Some records:
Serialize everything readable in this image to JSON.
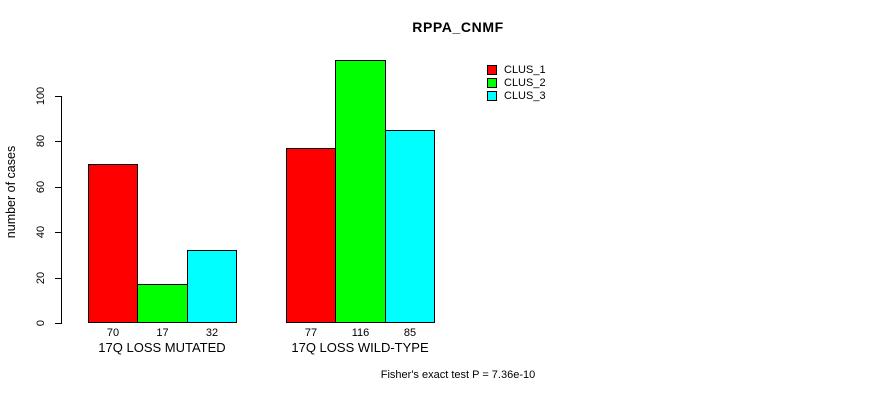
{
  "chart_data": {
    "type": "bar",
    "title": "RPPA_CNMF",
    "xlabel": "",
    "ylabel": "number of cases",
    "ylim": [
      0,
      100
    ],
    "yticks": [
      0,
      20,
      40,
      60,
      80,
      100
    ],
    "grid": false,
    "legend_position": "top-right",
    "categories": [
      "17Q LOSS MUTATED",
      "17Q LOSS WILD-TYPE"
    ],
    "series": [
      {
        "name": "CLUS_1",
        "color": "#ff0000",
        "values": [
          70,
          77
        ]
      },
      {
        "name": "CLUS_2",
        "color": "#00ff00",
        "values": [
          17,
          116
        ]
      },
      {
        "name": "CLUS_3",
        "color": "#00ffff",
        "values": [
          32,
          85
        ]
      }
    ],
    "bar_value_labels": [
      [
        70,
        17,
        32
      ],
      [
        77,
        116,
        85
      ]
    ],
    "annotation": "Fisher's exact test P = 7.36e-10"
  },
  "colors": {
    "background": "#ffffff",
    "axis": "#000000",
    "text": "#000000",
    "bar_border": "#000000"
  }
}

TASK DETAILS
Retype all of the entries exactly as written, leaving out any images.

FINAL RESULT
Serialize everything readable in this image to JSON.
{
  "chart_data": {
    "type": "bar",
    "title": "RPPA_CNMF",
    "xlabel": "",
    "ylabel": "number of cases",
    "ylim": [
      0,
      100
    ],
    "yticks": [
      0,
      20,
      40,
      60,
      80,
      100
    ],
    "grid": false,
    "legend_position": "top-right",
    "categories": [
      "17Q LOSS MUTATED",
      "17Q LOSS WILD-TYPE"
    ],
    "series": [
      {
        "name": "CLUS_1",
        "color": "#ff0000",
        "values": [
          70,
          77
        ]
      },
      {
        "name": "CLUS_2",
        "color": "#00ff00",
        "values": [
          17,
          116
        ]
      },
      {
        "name": "CLUS_3",
        "color": "#00ffff",
        "values": [
          32,
          85
        ]
      }
    ],
    "bar_value_labels": [
      [
        70,
        17,
        32
      ],
      [
        77,
        116,
        85
      ]
    ],
    "annotation": "Fisher's exact test P = 7.36e-10"
  },
  "colors": {
    "background": "#ffffff",
    "axis": "#000000",
    "text": "#000000",
    "bar_border": "#000000"
  }
}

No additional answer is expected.